══ Supplied material ══
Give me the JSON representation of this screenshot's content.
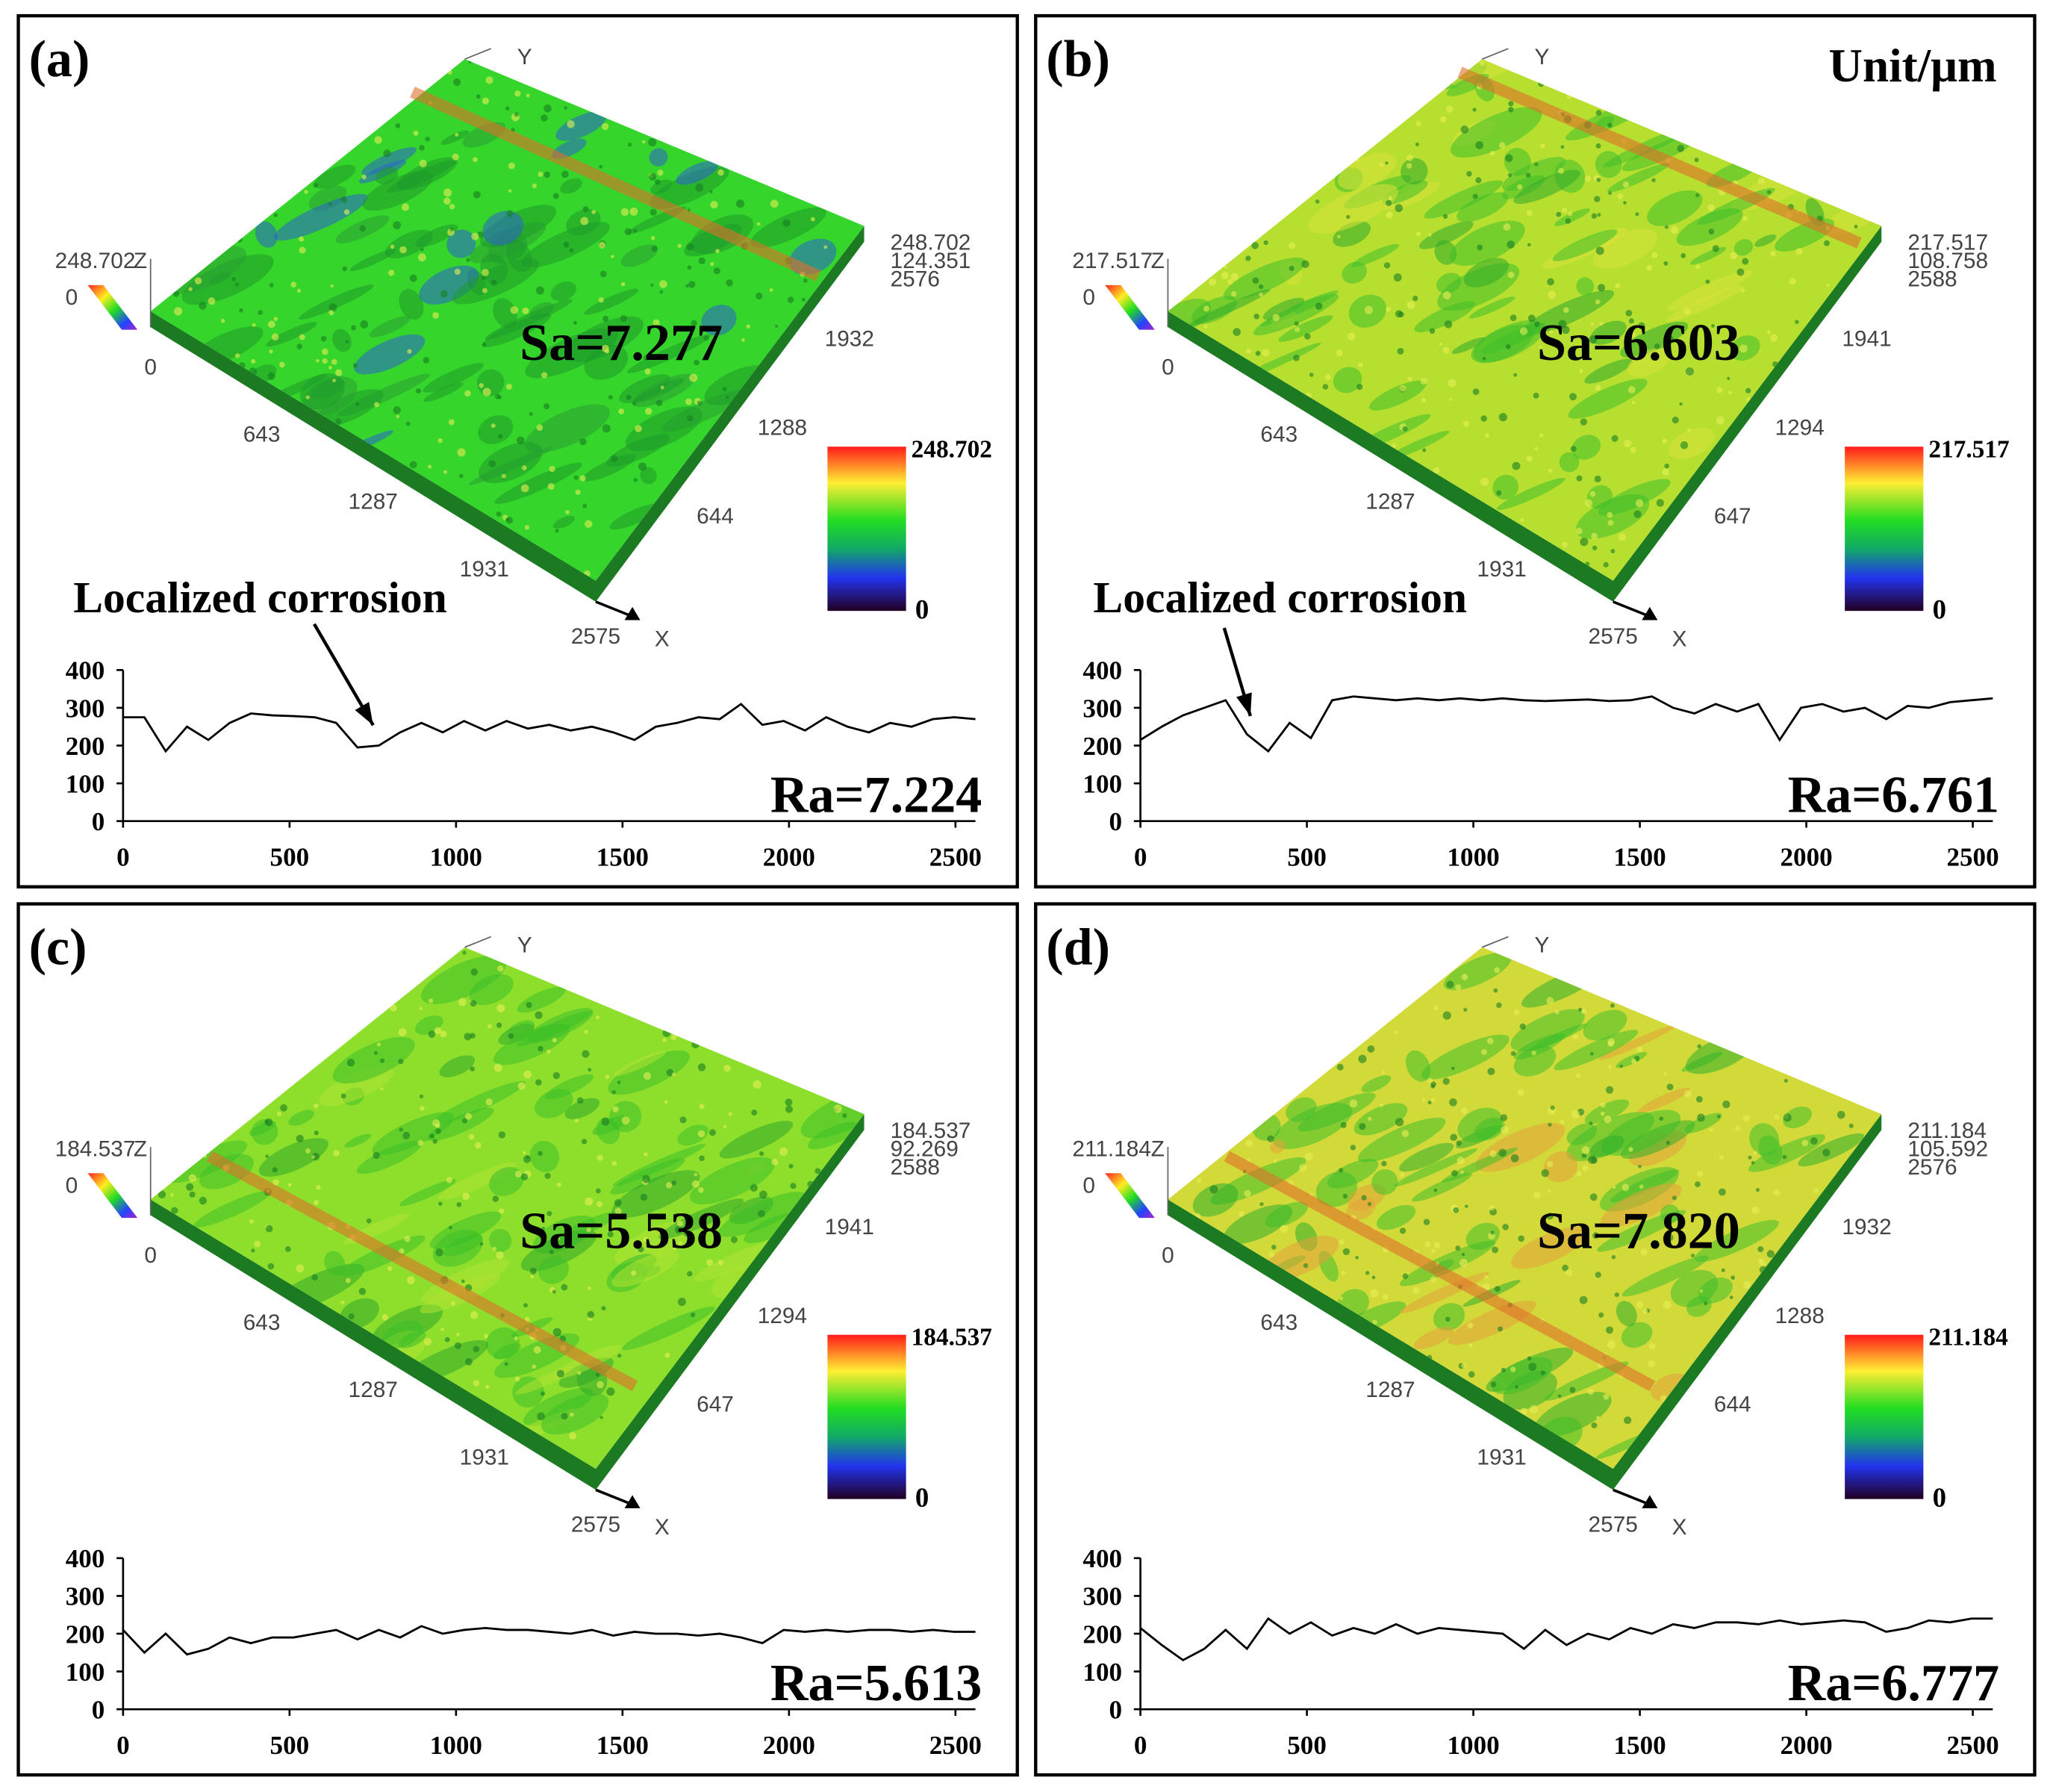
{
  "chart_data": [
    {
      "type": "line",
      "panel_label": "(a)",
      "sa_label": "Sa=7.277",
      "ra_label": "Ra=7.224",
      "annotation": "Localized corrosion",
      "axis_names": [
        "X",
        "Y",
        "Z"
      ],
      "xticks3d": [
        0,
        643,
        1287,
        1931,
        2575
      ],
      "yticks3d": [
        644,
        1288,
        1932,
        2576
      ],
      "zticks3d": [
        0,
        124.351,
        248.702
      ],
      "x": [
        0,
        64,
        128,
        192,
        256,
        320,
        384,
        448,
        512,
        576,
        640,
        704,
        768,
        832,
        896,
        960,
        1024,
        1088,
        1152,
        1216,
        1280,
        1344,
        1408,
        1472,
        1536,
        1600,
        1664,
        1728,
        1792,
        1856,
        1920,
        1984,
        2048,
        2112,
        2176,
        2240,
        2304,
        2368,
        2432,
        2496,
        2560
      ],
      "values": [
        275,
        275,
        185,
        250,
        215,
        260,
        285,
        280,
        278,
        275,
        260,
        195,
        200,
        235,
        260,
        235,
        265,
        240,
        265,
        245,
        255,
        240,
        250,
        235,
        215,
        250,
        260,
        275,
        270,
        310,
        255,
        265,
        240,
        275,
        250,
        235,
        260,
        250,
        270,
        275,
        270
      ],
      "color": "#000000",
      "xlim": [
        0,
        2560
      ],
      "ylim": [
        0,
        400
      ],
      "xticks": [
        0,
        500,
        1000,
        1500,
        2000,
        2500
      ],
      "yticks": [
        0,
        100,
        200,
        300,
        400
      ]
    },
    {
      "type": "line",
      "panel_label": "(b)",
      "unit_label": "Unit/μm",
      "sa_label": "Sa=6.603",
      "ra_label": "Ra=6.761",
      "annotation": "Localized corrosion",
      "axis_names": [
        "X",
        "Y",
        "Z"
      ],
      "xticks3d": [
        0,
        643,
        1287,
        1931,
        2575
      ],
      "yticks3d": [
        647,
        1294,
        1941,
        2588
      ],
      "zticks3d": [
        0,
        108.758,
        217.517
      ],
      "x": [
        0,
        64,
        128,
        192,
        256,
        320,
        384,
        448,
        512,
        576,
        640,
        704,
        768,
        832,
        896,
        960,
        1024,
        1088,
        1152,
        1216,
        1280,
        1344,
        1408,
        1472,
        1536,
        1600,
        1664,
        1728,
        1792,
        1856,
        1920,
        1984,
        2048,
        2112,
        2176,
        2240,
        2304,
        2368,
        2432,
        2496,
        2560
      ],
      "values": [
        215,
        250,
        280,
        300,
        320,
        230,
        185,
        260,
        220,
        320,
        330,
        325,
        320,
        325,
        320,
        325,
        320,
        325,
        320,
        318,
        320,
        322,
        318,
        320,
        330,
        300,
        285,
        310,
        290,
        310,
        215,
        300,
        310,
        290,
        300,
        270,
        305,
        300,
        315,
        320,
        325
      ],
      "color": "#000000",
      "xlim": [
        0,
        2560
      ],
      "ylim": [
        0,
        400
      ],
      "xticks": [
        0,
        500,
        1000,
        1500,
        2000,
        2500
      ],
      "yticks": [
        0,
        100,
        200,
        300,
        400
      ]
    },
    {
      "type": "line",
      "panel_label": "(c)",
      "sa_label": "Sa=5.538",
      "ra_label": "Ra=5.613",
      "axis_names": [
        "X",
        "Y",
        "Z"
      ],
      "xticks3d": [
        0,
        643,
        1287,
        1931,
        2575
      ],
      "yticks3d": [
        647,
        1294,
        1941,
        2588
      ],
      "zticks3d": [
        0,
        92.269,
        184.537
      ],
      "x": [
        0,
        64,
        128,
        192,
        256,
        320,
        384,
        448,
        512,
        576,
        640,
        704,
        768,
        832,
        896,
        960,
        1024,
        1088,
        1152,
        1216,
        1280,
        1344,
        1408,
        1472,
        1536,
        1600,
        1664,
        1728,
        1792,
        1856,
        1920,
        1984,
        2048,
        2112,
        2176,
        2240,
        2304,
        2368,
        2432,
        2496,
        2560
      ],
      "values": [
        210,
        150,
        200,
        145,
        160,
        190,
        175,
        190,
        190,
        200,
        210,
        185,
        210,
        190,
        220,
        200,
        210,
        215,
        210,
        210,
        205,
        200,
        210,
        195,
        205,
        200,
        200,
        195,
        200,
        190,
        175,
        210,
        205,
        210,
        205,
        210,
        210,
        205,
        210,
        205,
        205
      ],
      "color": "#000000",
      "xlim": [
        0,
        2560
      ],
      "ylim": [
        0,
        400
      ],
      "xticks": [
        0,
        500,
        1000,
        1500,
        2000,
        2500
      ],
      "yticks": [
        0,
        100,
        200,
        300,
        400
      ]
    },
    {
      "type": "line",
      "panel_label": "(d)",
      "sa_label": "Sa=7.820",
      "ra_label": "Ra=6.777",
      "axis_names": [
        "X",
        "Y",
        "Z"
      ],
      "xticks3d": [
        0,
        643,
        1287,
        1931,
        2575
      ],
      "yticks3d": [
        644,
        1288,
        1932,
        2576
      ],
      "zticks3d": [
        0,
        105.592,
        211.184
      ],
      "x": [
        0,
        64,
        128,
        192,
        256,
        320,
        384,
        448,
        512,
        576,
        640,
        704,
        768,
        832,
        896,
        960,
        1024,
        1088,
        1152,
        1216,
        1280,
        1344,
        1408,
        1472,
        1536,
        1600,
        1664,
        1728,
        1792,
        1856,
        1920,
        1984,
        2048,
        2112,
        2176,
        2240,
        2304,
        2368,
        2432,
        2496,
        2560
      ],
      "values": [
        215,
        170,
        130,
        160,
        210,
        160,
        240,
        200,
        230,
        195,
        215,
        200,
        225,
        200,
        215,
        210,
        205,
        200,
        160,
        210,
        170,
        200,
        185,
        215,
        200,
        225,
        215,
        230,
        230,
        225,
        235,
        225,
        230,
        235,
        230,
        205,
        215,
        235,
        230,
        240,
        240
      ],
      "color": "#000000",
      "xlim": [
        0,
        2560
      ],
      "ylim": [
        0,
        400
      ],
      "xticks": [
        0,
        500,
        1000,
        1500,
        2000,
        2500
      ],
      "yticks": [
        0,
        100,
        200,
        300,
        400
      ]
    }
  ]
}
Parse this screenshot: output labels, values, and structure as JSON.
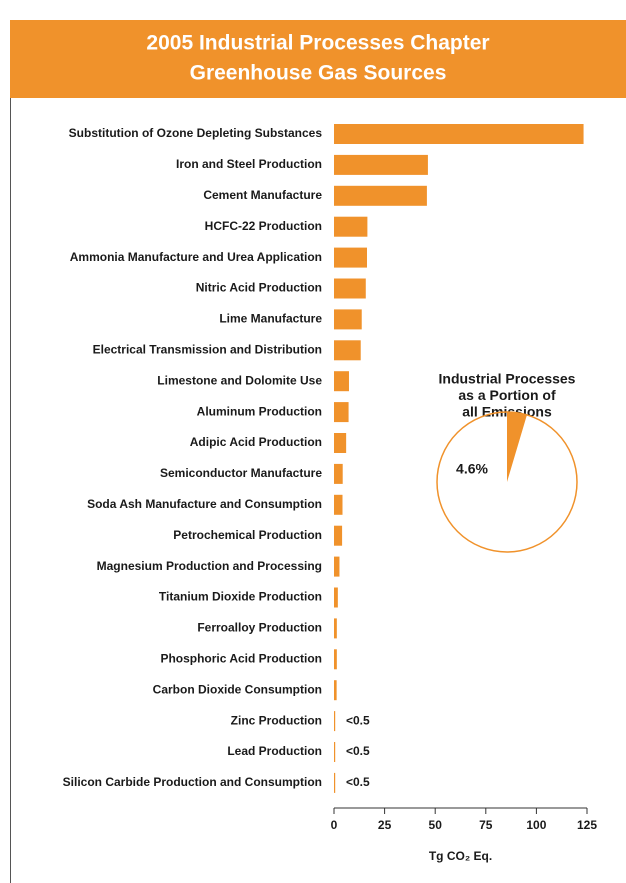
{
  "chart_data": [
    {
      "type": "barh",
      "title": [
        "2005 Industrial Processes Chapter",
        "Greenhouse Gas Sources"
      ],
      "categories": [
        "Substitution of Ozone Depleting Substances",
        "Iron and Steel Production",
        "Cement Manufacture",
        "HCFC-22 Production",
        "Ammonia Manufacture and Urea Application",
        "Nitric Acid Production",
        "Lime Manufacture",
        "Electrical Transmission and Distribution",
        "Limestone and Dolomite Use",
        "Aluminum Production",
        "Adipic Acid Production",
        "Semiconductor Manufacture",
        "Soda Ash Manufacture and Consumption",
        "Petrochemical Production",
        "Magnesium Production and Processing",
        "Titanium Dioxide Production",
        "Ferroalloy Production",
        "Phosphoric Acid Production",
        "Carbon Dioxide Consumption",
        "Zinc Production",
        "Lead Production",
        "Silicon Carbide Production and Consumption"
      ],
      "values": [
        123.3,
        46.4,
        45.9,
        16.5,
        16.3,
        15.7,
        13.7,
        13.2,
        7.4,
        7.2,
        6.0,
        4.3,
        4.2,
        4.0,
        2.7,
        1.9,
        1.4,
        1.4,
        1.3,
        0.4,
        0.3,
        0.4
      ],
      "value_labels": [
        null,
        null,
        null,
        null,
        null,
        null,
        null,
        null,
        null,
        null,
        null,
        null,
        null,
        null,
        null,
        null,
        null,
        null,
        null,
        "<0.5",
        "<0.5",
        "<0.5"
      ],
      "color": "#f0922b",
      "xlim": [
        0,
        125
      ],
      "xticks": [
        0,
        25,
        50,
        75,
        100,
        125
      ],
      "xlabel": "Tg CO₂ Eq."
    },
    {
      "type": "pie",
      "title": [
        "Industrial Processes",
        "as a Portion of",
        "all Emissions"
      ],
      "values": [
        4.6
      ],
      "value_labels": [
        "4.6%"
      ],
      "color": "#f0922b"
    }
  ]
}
═══
_Exercise requirements_. Return every line above that contains the word "Acid".

_Written solution_.
        "Nitric Acid Production",
        "Adipic Acid Production",
        "Phosphoric Acid Production",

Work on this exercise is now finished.